[Start]

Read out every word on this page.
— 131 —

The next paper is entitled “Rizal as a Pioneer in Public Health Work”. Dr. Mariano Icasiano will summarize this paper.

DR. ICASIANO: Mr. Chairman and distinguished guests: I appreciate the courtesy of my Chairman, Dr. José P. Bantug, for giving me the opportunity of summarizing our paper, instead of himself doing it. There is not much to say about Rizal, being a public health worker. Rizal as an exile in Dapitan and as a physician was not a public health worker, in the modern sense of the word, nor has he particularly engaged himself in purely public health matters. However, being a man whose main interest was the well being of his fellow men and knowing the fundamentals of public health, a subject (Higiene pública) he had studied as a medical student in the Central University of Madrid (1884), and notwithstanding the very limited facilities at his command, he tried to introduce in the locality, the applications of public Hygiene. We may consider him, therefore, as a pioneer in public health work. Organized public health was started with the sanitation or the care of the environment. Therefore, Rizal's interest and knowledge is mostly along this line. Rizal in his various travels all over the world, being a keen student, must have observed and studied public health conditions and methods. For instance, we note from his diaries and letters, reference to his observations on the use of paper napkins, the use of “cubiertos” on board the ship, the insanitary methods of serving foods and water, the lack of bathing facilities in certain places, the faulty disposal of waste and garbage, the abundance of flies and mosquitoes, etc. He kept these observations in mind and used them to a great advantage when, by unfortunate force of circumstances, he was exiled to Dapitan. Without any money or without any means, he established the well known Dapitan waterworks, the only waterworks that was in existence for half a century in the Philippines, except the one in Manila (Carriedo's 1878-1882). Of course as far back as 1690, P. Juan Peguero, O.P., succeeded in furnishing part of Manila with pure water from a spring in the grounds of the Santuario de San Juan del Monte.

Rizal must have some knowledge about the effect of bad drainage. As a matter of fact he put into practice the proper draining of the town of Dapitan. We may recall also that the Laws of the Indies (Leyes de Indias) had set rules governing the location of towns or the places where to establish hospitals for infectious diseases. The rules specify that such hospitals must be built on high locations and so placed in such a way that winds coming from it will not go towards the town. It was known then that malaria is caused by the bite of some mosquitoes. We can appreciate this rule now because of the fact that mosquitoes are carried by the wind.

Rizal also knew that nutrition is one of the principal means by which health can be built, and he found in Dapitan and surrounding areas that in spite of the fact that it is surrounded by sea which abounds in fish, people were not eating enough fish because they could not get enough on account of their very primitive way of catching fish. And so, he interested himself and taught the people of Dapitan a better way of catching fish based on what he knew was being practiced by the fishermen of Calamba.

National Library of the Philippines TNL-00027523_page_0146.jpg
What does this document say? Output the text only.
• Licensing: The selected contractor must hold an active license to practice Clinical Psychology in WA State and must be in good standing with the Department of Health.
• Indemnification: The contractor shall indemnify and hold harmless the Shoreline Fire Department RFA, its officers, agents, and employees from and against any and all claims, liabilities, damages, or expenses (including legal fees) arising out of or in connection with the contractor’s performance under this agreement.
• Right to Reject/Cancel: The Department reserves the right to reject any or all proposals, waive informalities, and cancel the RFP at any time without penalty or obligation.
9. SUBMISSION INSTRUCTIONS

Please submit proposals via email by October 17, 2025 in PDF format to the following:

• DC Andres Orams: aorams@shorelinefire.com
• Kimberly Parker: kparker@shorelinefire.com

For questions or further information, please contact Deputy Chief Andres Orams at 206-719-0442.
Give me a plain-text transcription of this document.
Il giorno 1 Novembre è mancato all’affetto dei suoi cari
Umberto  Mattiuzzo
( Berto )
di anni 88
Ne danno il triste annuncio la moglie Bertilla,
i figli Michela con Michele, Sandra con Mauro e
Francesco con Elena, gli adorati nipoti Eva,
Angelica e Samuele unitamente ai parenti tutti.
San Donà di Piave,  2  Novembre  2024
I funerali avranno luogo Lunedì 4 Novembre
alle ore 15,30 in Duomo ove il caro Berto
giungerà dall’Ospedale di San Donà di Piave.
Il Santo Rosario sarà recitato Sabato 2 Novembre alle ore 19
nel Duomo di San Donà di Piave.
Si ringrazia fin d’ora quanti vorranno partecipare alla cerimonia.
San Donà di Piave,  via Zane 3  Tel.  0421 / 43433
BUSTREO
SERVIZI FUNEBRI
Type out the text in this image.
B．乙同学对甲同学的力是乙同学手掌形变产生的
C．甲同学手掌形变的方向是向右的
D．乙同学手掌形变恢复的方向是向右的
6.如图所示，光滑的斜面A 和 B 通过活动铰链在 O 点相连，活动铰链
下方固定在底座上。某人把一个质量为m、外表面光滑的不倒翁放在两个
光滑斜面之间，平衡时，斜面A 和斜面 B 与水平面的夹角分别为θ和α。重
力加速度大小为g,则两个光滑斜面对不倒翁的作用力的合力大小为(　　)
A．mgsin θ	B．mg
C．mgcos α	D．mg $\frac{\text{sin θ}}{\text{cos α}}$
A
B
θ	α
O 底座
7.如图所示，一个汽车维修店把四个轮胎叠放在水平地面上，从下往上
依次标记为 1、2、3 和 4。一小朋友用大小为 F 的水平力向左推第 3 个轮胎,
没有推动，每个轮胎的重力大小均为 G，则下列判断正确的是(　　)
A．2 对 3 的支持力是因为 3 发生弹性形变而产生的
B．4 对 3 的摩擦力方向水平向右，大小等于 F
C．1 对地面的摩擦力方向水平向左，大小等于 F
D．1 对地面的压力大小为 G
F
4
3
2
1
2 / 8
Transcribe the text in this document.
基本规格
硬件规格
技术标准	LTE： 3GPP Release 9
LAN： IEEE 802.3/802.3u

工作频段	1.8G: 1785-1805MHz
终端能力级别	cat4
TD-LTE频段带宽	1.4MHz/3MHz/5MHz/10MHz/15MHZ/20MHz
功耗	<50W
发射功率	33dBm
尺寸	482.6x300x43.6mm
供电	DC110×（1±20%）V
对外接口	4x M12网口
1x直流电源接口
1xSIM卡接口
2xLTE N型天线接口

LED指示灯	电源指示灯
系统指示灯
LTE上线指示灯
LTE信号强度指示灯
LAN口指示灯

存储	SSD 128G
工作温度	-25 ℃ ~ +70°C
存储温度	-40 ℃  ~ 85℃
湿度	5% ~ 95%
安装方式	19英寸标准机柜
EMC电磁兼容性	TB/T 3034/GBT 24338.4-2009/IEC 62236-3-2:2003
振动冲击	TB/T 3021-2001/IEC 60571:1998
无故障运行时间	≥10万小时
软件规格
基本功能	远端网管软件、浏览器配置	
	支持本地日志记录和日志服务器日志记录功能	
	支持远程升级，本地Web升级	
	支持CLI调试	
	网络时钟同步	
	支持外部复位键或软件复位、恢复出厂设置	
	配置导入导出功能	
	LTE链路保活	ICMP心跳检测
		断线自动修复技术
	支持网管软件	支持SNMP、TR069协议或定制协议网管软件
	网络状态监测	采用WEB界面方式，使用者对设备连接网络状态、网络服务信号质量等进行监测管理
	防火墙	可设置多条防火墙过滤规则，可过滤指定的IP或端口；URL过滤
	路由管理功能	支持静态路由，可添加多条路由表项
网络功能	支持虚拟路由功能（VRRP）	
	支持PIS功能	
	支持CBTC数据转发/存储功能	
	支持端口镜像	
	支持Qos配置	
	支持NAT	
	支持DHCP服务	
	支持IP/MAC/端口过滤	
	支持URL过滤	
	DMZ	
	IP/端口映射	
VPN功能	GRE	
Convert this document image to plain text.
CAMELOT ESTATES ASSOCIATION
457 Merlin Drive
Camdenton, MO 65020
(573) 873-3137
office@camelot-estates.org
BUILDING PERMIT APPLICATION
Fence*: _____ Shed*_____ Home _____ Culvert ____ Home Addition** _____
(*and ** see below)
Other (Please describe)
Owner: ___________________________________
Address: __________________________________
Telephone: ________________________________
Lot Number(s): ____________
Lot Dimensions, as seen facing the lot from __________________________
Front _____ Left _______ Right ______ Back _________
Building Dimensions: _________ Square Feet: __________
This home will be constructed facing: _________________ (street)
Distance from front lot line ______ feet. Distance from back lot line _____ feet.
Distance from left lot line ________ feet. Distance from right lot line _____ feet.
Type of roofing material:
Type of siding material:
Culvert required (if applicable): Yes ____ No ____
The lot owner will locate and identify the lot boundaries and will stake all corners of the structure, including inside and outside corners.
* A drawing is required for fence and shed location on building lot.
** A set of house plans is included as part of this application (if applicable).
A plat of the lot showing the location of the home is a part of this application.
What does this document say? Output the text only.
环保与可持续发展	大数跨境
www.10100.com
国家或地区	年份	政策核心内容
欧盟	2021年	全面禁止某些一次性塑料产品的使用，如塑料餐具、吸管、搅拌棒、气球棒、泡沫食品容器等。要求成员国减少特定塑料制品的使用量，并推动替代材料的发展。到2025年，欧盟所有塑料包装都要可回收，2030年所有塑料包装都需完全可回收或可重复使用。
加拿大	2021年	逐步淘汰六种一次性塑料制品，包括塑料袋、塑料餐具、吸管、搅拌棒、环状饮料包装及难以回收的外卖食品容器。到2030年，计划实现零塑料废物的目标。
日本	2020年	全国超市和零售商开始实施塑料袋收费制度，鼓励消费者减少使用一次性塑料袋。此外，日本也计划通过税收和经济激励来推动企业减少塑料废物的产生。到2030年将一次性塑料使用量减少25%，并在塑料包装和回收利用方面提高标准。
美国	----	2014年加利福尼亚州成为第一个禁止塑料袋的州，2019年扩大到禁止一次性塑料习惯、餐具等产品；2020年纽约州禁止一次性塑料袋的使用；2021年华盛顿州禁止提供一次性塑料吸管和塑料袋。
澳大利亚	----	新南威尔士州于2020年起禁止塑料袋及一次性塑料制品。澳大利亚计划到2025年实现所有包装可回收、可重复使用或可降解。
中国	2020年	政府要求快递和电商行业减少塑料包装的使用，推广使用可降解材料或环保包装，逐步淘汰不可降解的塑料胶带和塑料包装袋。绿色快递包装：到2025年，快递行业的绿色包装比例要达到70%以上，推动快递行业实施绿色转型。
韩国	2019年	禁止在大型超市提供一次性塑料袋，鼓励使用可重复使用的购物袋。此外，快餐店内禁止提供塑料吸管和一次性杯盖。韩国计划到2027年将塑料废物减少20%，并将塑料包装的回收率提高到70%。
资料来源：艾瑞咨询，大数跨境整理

[End]

:: Directive ::
Using the listing, say how many lines include the word "Novembre", and add nothing else.

:: Solution for this problem ::
4